**** ENTRIES SHOWN ****

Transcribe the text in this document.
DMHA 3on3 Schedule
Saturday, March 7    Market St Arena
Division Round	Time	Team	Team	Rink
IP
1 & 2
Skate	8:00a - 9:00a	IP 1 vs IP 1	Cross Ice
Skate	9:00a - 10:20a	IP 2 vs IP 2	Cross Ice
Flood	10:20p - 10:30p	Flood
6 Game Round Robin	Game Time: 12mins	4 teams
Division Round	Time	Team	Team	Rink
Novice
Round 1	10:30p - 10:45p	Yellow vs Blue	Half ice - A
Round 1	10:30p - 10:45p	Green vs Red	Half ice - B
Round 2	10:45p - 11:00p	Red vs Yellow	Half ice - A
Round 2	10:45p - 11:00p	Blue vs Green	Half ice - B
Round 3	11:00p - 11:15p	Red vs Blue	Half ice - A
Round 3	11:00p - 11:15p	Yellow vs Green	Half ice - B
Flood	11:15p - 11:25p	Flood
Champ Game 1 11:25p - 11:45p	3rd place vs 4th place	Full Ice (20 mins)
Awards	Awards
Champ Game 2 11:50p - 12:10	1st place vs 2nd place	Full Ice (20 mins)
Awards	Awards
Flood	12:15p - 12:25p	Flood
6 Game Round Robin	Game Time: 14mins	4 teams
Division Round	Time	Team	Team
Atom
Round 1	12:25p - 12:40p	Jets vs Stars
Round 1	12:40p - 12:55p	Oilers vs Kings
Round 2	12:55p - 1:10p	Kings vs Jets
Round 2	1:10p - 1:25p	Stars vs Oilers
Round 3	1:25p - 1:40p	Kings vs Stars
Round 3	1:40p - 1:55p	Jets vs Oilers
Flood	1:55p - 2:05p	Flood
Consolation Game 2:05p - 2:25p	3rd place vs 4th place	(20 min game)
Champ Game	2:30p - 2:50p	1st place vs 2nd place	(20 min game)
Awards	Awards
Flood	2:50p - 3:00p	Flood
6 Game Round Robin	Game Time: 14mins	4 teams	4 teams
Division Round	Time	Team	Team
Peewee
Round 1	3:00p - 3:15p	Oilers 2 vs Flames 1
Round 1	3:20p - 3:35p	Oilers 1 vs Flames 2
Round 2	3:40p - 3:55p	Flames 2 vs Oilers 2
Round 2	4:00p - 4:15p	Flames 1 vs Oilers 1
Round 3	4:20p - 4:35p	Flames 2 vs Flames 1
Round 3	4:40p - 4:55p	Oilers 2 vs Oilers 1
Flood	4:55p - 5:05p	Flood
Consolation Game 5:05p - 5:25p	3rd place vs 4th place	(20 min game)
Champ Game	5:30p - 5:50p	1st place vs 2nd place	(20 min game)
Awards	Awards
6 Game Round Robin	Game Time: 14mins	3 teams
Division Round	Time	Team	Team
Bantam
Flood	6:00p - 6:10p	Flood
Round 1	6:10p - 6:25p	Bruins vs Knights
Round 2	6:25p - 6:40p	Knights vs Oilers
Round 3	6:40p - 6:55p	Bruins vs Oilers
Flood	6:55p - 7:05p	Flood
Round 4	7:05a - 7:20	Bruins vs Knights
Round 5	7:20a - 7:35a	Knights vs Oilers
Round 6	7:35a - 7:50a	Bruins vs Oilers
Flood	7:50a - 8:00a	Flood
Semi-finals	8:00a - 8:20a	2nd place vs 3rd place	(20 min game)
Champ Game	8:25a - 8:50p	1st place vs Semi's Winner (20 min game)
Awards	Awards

****

Repeat the material above in full, keeping every word.

ANSWER TO THE EXERCISE
Transcribe the text in this document.
DMHA 3on3 Schedule
Saturday, March 7    Market St Arena
Division Round	Time	Team	Team	Rink
IP
1 & 2
Skate	8:00a - 9:00a	IP 1 vs IP 1	Cross Ice
Skate	9:00a - 10:20a	IP 2 vs IP 2	Cross Ice
Flood	10:20p - 10:30p	Flood
6 Game Round Robin	Game Time: 12mins	4 teams
Division Round	Time	Team	Team	Rink
Novice
Round 1	10:30p - 10:45p	Yellow vs Blue	Half ice - A
Round 1	10:30p - 10:45p	Green vs Red	Half ice - B
Round 2	10:45p - 11:00p	Red vs Yellow	Half ice - A
Round 2	10:45p - 11:00p	Blue vs Green	Half ice - B
Round 3	11:00p - 11:15p	Red vs Blue	Half ice - A
Round 3	11:00p - 11:15p	Yellow vs Green	Half ice - B
Flood	11:15p - 11:25p	Flood
Champ Game 1 11:25p - 11:45p	3rd place vs 4th place	Full Ice (20 mins)
Awards	Awards
Champ Game 2 11:50p - 12:10	1st place vs 2nd place	Full Ice (20 mins)
Awards	Awards
Flood	12:15p - 12:25p	Flood
6 Game Round Robin	Game Time: 14mins	4 teams
Division Round	Time	Team	Team
Atom
Round 1	12:25p - 12:40p	Jets vs Stars
Round 1	12:40p - 12:55p	Oilers vs Kings
Round 2	12:55p - 1:10p	Kings vs Jets
Round 2	1:10p - 1:25p	Stars vs Oilers
Round 3	1:25p - 1:40p	Kings vs Stars
Round 3	1:40p - 1:55p	Jets vs Oilers
Flood	1:55p - 2:05p	Flood
Consolation Game 2:05p - 2:25p	3rd place vs 4th place	(20 min game)
Champ Game	2:30p - 2:50p	1st place vs 2nd place	(20 min game)
Awards	Awards
Flood	2:50p - 3:00p	Flood
6 Game Round Robin	Game Time: 14mins	4 teams	4 teams
Division Round	Time	Team	Team
Peewee
Round 1	3:00p - 3:15p	Oilers 2 vs Flames 1
Round 1	3:20p - 3:35p	Oilers 1 vs Flames 2
Round 2	3:40p - 3:55p	Flames 2 vs Oilers 2
Round 2	4:00p - 4:15p	Flames 1 vs Oilers 1
Round 3	4:20p - 4:35p	Flames 2 vs Flames 1
Round 3	4:40p - 4:55p	Oilers 2 vs Oilers 1
Flood	4:55p - 5:05p	Flood
Consolation Game 5:05p - 5:25p	3rd place vs 4th place	(20 min game)
Champ Game	5:30p - 5:50p	1st place vs 2nd place	(20 min game)
Awards	Awards
6 Game Round Robin	Game Time: 14mins	3 teams
Division Round	Time	Team	Team
Bantam
Flood	6:00p - 6:10p	Flood
Round 1	6:10p - 6:25p	Bruins vs Knights
Round 2	6:25p - 6:40p	Knights vs Oilers
Round 3	6:40p - 6:55p	Bruins vs Oilers
Flood	6:55p - 7:05p	Flood
Round 4	7:05a - 7:20	Bruins vs Knights
Round 5	7:20a - 7:35a	Knights vs Oilers
Round 6	7:35a - 7:50a	Bruins vs Oilers
Flood	7:50a - 8:00a	Flood
Semi-finals	8:00a - 8:20a	2nd place vs 3rd place	(20 min game)
Champ Game	8:25a - 8:50p	1st place vs Semi's Winner (20 min game)
Awards	Awards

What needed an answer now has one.